------ RECORD EXTRACTS

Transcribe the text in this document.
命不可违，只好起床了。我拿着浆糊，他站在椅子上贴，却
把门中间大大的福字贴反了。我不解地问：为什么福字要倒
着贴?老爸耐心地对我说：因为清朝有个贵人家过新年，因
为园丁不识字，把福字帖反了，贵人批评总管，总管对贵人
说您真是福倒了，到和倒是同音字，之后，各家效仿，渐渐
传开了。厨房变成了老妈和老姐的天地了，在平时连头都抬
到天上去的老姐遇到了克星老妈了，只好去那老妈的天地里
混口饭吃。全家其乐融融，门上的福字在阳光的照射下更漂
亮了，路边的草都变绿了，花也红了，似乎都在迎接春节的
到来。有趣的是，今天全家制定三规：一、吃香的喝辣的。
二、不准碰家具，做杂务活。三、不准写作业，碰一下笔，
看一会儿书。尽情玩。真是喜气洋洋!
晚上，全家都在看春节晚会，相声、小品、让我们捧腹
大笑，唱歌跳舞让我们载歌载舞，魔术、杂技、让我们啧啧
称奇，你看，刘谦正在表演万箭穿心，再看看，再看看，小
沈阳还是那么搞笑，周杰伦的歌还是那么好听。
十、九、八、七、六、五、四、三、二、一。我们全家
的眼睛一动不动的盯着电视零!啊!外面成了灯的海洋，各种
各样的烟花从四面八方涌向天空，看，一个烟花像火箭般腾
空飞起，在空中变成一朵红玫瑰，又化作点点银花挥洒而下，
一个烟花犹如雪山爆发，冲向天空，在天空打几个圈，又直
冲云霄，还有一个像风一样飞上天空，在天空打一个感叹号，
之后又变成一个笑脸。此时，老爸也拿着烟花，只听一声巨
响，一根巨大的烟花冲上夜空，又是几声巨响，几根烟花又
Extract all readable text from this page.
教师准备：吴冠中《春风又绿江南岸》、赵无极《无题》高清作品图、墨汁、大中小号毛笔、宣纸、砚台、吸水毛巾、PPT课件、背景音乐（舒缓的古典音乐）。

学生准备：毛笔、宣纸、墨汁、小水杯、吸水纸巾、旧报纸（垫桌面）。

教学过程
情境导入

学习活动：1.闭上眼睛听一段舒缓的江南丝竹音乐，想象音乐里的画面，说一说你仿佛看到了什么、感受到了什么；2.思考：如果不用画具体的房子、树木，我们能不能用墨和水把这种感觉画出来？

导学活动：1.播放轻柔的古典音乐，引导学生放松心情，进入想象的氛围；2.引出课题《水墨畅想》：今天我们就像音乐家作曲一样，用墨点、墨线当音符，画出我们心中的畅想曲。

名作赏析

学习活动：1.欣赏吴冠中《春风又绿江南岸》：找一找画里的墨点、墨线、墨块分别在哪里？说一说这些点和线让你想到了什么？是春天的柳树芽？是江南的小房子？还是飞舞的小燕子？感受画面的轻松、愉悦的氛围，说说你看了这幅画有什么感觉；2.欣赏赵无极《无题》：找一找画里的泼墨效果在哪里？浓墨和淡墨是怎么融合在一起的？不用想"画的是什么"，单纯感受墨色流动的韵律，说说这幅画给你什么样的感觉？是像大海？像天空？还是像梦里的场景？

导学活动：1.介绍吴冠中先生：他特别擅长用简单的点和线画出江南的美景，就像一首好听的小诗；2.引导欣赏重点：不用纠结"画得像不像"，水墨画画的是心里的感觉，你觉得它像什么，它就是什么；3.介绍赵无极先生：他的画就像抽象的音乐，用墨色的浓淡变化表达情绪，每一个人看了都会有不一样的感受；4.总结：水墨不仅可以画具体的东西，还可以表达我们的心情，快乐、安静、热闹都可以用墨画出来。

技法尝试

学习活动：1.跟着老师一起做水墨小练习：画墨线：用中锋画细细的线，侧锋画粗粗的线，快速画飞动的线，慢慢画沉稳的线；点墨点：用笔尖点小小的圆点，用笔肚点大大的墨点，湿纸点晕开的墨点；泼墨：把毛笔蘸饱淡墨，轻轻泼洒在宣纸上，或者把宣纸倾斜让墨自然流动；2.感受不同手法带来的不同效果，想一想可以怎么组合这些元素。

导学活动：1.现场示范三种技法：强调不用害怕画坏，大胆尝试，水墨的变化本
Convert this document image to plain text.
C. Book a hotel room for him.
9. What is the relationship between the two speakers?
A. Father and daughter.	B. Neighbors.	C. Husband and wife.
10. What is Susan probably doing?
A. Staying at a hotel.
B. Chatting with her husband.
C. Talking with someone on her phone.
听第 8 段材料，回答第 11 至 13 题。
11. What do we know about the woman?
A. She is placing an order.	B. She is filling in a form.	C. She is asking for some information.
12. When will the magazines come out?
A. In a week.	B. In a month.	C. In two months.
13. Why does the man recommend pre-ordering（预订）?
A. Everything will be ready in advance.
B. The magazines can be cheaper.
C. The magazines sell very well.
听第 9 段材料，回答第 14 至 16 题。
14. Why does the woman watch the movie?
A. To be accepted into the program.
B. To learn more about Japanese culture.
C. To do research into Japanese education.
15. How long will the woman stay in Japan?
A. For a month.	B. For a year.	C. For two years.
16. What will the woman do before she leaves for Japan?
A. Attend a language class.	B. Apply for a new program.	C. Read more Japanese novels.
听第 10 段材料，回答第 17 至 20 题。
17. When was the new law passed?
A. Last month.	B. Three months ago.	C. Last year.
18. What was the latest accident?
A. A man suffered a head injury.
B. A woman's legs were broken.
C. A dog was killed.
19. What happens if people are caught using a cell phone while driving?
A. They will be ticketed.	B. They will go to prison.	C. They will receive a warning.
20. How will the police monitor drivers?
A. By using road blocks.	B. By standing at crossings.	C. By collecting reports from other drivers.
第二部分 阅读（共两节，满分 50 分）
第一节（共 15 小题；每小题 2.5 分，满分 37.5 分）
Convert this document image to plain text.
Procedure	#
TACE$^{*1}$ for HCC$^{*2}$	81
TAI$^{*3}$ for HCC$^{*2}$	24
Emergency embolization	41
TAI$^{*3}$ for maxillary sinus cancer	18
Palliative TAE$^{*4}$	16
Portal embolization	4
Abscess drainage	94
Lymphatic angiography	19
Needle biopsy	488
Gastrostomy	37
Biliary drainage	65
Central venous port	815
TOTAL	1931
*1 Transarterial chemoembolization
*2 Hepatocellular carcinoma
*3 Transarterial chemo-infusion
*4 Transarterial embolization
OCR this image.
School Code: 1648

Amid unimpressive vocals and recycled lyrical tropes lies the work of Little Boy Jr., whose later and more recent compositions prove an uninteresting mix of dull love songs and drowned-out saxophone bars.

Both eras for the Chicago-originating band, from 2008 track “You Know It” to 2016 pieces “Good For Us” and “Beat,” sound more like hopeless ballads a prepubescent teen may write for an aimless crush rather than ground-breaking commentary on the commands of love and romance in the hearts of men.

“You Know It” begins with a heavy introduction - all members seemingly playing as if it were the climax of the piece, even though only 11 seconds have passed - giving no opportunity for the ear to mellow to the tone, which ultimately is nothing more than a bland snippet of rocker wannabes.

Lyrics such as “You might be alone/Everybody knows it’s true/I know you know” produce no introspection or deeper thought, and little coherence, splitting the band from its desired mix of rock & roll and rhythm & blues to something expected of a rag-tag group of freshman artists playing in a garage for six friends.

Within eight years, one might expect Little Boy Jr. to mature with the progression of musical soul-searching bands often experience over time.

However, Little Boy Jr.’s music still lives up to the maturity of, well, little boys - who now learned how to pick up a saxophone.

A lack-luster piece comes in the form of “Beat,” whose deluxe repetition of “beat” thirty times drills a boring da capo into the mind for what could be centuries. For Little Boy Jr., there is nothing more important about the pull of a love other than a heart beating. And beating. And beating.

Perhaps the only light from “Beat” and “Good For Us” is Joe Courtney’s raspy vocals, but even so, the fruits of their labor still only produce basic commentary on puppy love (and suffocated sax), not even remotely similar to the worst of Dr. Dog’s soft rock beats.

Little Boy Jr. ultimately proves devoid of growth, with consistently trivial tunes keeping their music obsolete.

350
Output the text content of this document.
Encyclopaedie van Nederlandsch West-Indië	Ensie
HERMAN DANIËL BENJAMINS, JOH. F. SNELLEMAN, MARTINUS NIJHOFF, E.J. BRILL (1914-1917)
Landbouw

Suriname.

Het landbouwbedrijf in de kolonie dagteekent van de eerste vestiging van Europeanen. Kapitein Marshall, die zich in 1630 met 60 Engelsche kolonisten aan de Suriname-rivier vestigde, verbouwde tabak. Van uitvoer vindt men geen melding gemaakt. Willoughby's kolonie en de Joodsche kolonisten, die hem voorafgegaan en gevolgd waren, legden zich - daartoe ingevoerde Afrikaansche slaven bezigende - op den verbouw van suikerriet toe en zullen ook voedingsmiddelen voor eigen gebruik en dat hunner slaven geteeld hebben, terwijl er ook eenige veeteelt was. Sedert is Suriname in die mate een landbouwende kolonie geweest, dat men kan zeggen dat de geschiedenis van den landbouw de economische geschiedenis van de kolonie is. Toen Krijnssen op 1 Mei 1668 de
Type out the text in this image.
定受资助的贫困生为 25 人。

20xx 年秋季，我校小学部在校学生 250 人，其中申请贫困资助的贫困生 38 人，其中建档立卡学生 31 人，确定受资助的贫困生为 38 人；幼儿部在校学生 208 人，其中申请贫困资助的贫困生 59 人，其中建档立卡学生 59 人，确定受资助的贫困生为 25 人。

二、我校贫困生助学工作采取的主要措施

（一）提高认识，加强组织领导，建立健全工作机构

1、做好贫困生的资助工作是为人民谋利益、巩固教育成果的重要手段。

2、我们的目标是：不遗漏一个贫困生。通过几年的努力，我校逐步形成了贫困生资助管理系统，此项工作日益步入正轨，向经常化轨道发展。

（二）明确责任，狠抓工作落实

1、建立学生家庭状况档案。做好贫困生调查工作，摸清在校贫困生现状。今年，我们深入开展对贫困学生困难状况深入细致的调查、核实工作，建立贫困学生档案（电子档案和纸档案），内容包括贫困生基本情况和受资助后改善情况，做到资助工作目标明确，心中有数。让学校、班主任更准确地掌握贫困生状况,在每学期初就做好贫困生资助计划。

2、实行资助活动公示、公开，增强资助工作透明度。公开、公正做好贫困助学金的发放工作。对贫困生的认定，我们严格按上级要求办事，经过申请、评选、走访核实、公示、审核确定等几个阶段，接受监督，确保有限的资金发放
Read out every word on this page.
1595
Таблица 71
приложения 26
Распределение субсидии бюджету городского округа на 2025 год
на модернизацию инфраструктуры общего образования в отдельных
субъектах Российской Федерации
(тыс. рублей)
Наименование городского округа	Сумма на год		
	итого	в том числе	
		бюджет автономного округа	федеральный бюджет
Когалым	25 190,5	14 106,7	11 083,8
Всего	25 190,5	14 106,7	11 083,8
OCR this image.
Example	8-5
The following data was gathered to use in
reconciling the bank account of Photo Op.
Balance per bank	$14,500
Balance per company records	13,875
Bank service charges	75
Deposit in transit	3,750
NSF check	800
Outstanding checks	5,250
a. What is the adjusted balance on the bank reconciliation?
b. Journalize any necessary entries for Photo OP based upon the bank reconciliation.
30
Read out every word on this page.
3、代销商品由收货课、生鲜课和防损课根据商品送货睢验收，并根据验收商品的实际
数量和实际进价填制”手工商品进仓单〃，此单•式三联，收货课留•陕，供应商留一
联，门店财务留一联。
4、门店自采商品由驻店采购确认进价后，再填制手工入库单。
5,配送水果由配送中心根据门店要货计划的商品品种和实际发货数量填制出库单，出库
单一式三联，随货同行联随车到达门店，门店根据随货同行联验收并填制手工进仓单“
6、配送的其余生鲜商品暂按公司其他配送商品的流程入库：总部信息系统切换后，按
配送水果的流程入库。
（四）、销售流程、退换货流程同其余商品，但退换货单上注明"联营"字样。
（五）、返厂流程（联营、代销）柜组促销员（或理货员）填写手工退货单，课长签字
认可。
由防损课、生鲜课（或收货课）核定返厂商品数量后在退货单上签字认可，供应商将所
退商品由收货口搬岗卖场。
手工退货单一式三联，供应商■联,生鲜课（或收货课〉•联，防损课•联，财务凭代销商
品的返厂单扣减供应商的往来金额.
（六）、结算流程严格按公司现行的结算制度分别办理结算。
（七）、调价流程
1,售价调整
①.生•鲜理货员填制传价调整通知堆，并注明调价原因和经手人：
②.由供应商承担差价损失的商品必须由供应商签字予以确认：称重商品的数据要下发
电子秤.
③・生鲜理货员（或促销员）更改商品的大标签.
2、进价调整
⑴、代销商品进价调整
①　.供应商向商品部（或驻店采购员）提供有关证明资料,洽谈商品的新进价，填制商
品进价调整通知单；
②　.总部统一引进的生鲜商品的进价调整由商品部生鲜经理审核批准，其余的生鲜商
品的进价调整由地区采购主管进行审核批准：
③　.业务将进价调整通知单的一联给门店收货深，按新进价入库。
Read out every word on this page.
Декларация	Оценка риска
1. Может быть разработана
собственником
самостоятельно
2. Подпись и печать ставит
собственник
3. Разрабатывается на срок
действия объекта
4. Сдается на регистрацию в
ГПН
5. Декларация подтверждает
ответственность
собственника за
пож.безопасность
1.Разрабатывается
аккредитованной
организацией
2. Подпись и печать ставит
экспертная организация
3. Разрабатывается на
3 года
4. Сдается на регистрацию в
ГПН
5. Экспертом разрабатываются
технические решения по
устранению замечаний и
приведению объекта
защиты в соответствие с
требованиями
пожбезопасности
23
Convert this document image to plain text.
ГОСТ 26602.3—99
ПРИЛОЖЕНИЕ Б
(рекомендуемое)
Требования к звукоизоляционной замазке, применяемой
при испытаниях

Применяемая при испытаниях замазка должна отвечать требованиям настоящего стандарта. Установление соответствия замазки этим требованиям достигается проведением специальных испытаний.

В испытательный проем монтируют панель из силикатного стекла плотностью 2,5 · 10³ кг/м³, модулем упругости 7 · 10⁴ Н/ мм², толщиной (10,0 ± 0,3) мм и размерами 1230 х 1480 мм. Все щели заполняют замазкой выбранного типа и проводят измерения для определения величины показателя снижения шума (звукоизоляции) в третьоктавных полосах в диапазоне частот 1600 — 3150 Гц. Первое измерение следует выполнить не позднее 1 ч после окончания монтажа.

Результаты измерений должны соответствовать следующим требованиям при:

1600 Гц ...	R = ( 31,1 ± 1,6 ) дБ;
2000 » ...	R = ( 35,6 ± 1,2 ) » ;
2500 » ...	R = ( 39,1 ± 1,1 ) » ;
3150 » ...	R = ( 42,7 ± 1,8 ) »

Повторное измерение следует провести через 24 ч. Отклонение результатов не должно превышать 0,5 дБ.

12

------------

Of the lines above, how many contain the string "commentary"? Only the number is required.

2